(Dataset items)
———
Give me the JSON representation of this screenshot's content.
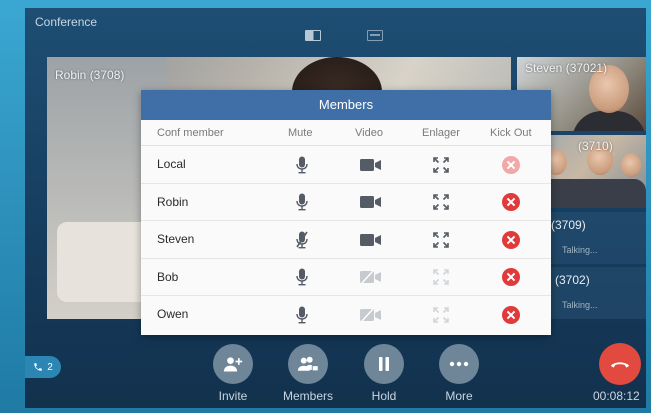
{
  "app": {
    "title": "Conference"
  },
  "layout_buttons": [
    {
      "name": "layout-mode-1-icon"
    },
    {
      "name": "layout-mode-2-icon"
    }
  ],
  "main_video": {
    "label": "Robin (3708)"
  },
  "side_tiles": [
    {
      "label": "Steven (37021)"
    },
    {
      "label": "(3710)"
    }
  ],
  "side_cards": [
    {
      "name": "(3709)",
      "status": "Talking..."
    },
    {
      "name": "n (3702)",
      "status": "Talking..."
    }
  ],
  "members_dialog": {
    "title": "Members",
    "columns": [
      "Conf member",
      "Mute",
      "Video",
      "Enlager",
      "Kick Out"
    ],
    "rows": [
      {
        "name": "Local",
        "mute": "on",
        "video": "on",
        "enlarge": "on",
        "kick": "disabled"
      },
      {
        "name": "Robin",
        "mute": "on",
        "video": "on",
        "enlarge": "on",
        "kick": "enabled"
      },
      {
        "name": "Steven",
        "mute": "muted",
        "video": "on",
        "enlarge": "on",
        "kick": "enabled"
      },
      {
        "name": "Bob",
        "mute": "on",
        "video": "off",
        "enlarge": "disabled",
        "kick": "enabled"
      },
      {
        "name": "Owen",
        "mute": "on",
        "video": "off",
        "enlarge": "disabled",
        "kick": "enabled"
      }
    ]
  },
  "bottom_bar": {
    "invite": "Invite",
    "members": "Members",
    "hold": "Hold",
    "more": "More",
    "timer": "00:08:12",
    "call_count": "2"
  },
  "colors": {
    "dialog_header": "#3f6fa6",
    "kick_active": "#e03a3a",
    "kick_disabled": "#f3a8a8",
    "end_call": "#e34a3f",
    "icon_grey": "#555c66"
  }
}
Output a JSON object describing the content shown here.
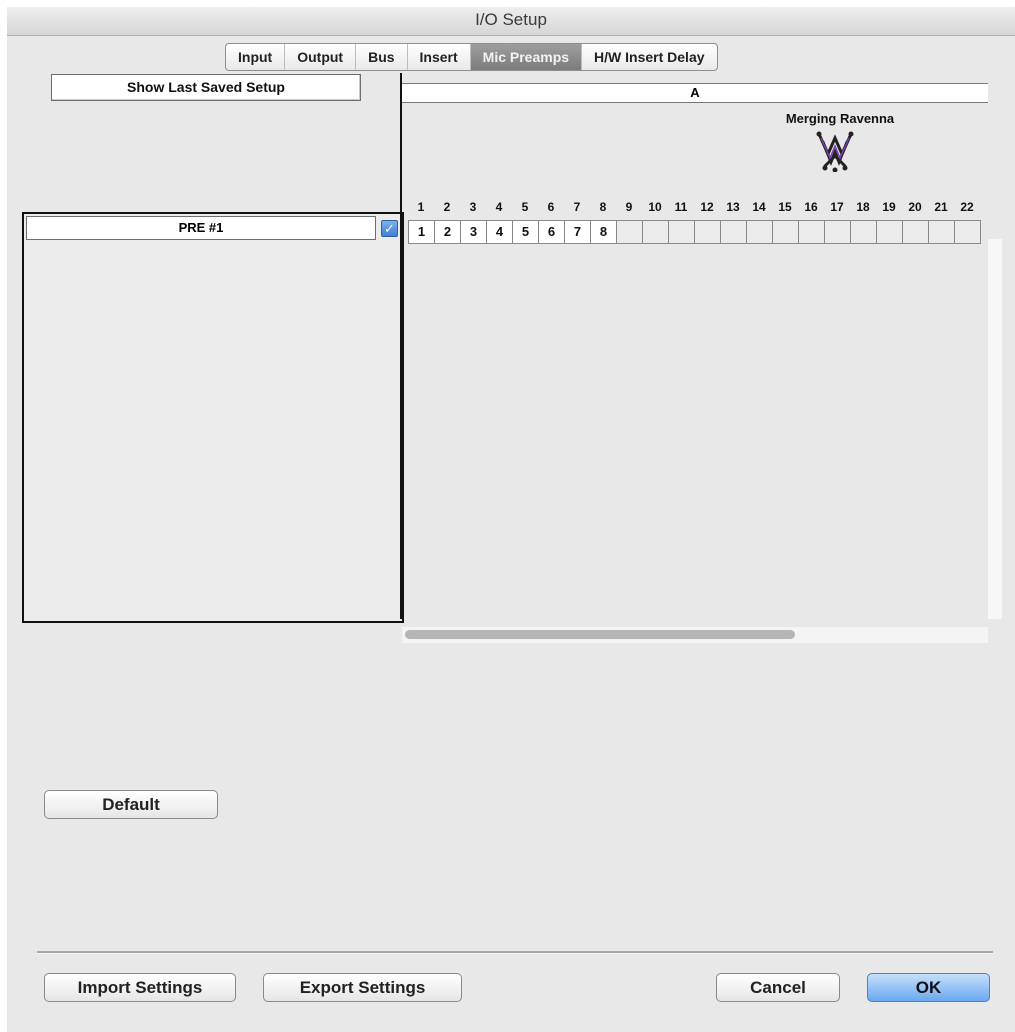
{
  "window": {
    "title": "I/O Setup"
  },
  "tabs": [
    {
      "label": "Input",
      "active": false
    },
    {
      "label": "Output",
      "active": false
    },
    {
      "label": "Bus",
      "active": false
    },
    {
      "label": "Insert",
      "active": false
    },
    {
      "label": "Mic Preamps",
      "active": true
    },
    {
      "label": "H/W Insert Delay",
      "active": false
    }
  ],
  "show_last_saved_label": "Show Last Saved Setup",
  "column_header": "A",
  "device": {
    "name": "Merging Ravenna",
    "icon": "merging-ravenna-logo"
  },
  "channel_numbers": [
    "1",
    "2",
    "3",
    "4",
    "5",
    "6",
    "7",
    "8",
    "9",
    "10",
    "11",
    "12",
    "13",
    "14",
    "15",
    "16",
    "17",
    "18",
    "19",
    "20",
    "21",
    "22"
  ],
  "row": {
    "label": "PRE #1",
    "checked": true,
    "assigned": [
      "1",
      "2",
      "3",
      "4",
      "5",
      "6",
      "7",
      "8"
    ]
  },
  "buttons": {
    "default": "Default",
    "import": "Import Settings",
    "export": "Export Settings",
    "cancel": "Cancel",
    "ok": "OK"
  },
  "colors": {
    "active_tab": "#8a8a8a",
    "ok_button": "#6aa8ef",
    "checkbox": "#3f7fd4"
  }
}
———
#### What is expected
Copy out all of the data word for word. Do not carry over any picture.

#### Output of the task
Give me the JSON representation of this screenshot's content.
{
  "app": {
    "title": "Conference"
  },
  "layout_buttons": [
    {
      "name": "layout-mode-1-icon"
    },
    {
      "name": "layout-mode-2-icon"
    }
  ],
  "main_video": {
    "label": "Robin (3708)"
  },
  "side_tiles": [
    {
      "label": "Steven (37021)"
    },
    {
      "label": "(3710)"
    }
  ],
  "side_cards": [
    {
      "name": "(3709)",
      "status": "Talking..."
    },
    {
      "name": "n (3702)",
      "status": "Talking..."
    }
  ],
  "members_dialog": {
    "title": "Members",
    "columns": [
      "Conf member",
      "Mute",
      "Video",
      "Enlager",
      "Kick Out"
    ],
    "rows": [
      {
        "name": "Local",
        "mute": "on",
        "video": "on",
        "enlarge": "on",
        "kick": "disabled"
      },
      {
        "name": "Robin",
        "mute": "on",
        "video": "on",
        "enlarge": "on",
        "kick": "enabled"
      },
      {
        "name": "Steven",
        "mute": "muted",
        "video": "on",
        "enlarge": "on",
        "kick": "enabled"
      },
      {
        "name": "Bob",
        "mute": "on",
        "video": "off",
        "enlarge": "disabled",
        "kick": "enabled"
      },
      {
        "name": "Owen",
        "mute": "on",
        "video": "off",
        "enlarge": "disabled",
        "kick": "enabled"
      }
    ]
  },
  "bottom_bar": {
    "invite": "Invite",
    "members": "Members",
    "hold": "Hold",
    "more": "More",
    "timer": "00:08:12",
    "call_count": "2"
  },
  "colors": {
    "dialog_header": "#3f6fa6",
    "kick_active": "#e03a3a",
    "kick_disabled": "#f3a8a8",
    "end_call": "#e34a3f",
    "icon_grey": "#555c66"
  }
}
Output a JSON object describing the content shown here.
{
  "window": {
    "title": "I/O Setup"
  },
  "tabs": [
    {
      "label": "Input",
      "active": false
    },
    {
      "label": "Output",
      "active": false
    },
    {
      "label": "Bus",
      "active": false
    },
    {
      "label": "Insert",
      "active": false
    },
    {
      "label": "Mic Preamps",
      "active": true
    },
    {
      "label": "H/W Insert Delay",
      "active": false
    }
  ],
  "show_last_saved_label": "Show Last Saved Setup",
  "column_header": "A",
  "device": {
    "name": "Merging Ravenna",
    "icon": "merging-ravenna-logo"
  },
  "channel_numbers": [
    "1",
    "2",
    "3",
    "4",
    "5",
    "6",
    "7",
    "8",
    "9",
    "10",
    "11",
    "12",
    "13",
    "14",
    "15",
    "16",
    "17",
    "18",
    "19",
    "20",
    "21",
    "22"
  ],
  "row": {
    "label": "PRE #1",
    "checked": true,
    "assigned": [
      "1",
      "2",
      "3",
      "4",
      "5",
      "6",
      "7",
      "8"
    ]
  },
  "buttons": {
    "default": "Default",
    "import": "Import Settings",
    "export": "Export Settings",
    "cancel": "Cancel",
    "ok": "OK"
  },
  "colors": {
    "active_tab": "#8a8a8a",
    "ok_button": "#6aa8ef",
    "checkbox": "#3f7fd4"
  }
}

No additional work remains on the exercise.